#### Entries shown ####

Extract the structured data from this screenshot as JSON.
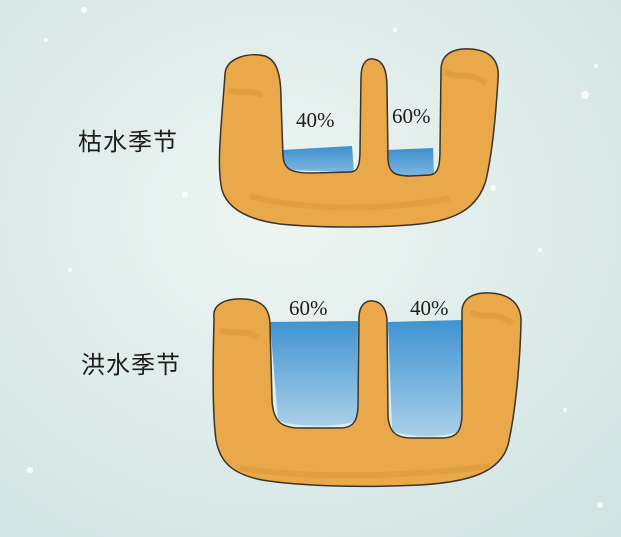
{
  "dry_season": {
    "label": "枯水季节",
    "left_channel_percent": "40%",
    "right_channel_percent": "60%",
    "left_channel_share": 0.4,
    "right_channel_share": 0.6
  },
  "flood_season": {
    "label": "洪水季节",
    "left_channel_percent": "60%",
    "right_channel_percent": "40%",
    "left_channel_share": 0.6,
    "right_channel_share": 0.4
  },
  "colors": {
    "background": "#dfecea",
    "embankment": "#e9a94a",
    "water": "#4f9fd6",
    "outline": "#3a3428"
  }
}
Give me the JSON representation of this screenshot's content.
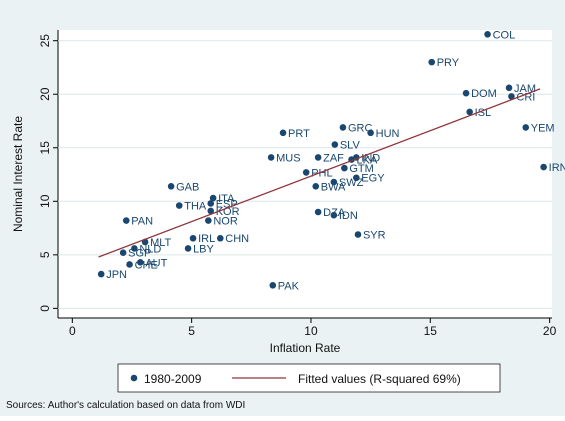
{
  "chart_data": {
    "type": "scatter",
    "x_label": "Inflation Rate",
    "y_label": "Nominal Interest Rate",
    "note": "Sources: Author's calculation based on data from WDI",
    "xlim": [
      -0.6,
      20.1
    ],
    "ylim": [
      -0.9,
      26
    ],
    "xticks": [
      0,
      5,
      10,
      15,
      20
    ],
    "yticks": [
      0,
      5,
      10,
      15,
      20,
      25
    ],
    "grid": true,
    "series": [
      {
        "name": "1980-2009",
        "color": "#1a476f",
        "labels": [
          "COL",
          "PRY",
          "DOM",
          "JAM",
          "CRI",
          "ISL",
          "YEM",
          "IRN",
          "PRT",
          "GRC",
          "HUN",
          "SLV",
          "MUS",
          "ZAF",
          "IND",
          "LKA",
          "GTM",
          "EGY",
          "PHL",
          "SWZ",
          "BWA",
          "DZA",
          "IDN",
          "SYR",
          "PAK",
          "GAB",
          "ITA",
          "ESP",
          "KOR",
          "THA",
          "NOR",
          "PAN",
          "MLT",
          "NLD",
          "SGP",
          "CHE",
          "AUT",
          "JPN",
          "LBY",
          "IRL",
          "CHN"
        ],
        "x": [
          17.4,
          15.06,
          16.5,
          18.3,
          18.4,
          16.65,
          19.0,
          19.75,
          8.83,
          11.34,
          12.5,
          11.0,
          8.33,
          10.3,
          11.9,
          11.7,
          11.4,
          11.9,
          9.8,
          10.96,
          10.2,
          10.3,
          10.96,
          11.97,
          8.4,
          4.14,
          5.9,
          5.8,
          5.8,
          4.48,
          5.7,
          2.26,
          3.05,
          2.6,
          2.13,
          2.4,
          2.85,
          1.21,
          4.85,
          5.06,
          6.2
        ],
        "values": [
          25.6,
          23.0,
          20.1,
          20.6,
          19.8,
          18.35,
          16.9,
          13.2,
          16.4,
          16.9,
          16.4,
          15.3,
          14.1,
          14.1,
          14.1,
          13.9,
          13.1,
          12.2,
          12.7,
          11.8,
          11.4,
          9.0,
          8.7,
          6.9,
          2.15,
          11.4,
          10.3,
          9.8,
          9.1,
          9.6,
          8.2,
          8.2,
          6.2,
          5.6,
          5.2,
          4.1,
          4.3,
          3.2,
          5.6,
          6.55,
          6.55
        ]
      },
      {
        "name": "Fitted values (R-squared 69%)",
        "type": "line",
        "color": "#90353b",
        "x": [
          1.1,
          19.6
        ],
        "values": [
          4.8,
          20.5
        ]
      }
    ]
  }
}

####
#### Entries shown ####

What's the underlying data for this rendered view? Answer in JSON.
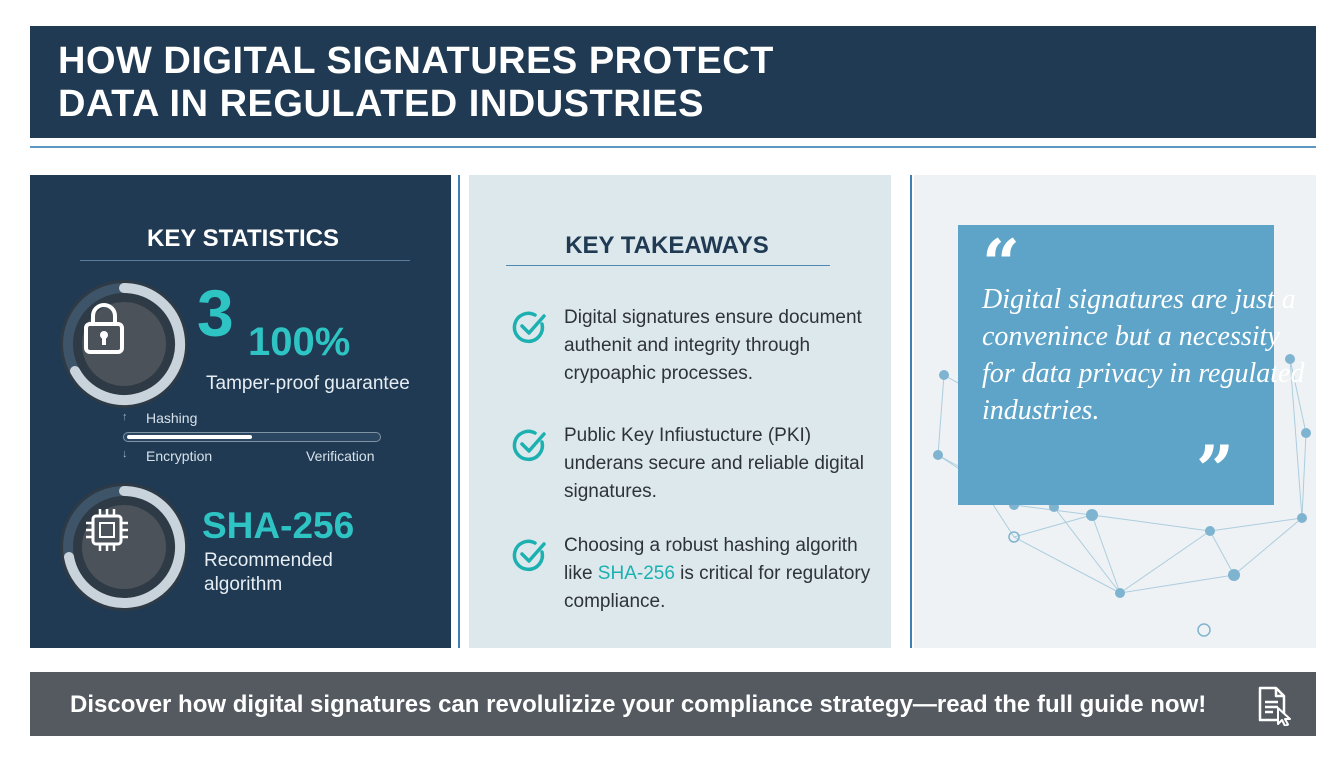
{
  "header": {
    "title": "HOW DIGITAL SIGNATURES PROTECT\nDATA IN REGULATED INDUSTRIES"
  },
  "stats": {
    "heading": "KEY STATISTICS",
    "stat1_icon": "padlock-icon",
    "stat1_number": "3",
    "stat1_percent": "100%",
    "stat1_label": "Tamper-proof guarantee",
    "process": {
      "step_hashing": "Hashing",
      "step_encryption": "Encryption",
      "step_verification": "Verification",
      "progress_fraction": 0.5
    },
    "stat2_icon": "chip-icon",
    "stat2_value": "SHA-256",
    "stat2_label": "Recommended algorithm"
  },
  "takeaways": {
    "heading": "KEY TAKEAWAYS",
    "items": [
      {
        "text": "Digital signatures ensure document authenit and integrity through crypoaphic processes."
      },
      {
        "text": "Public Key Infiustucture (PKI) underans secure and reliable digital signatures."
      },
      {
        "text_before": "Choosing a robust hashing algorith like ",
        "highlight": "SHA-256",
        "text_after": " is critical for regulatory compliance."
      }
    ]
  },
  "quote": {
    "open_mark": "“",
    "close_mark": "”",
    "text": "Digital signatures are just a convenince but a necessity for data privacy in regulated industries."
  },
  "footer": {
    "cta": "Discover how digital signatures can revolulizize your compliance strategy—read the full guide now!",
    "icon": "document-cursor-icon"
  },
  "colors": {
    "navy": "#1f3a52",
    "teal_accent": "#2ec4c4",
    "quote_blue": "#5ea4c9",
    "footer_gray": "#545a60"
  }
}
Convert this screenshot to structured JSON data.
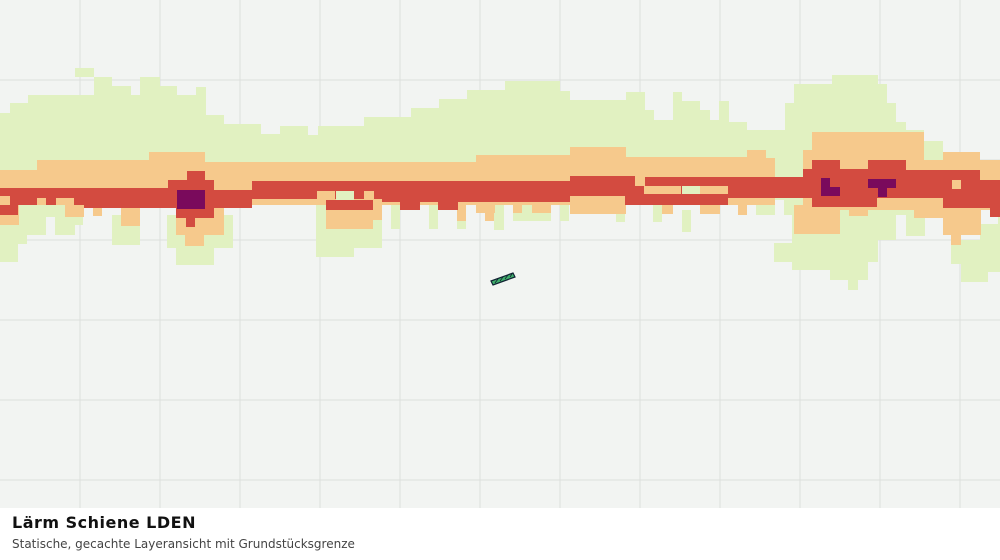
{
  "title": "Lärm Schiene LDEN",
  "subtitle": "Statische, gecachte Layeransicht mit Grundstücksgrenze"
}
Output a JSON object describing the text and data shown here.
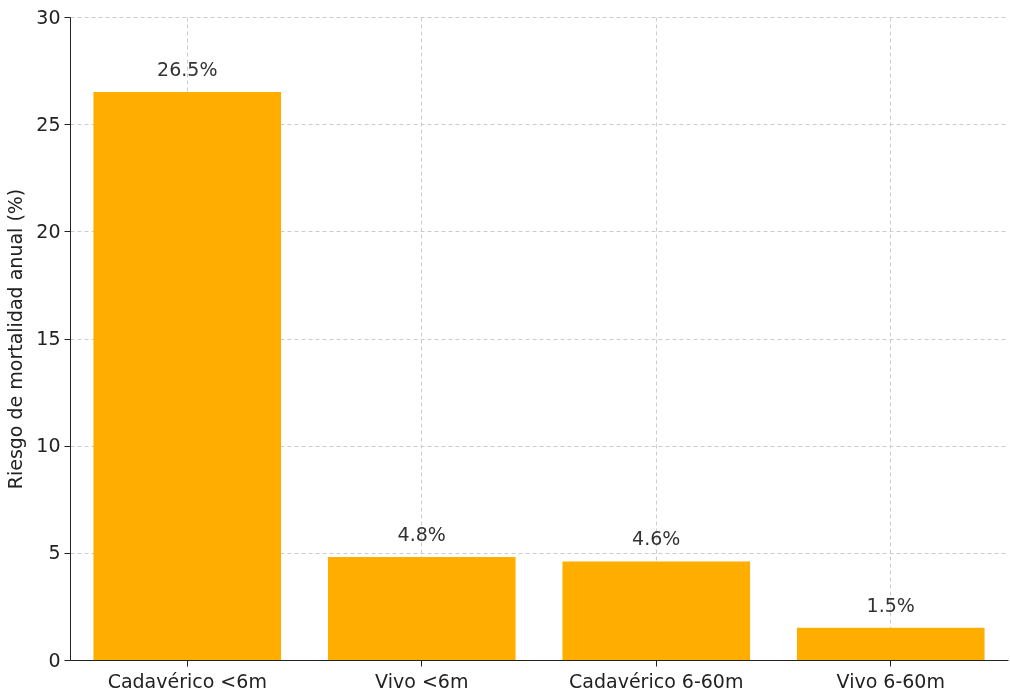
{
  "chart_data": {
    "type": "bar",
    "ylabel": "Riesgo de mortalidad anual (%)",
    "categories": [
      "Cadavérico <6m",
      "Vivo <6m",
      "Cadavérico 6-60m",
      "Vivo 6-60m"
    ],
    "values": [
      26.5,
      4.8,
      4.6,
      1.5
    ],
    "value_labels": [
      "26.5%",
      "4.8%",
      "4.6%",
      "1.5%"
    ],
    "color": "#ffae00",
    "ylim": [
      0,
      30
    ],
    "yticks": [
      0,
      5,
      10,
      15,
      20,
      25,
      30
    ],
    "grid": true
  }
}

####

Given request –
Look over the records above and copy each line that includes the string "values".

Exercise result –
        "values": [
        "name": "Fitted values (R-squared 69%)",
        "values": [
    "values": [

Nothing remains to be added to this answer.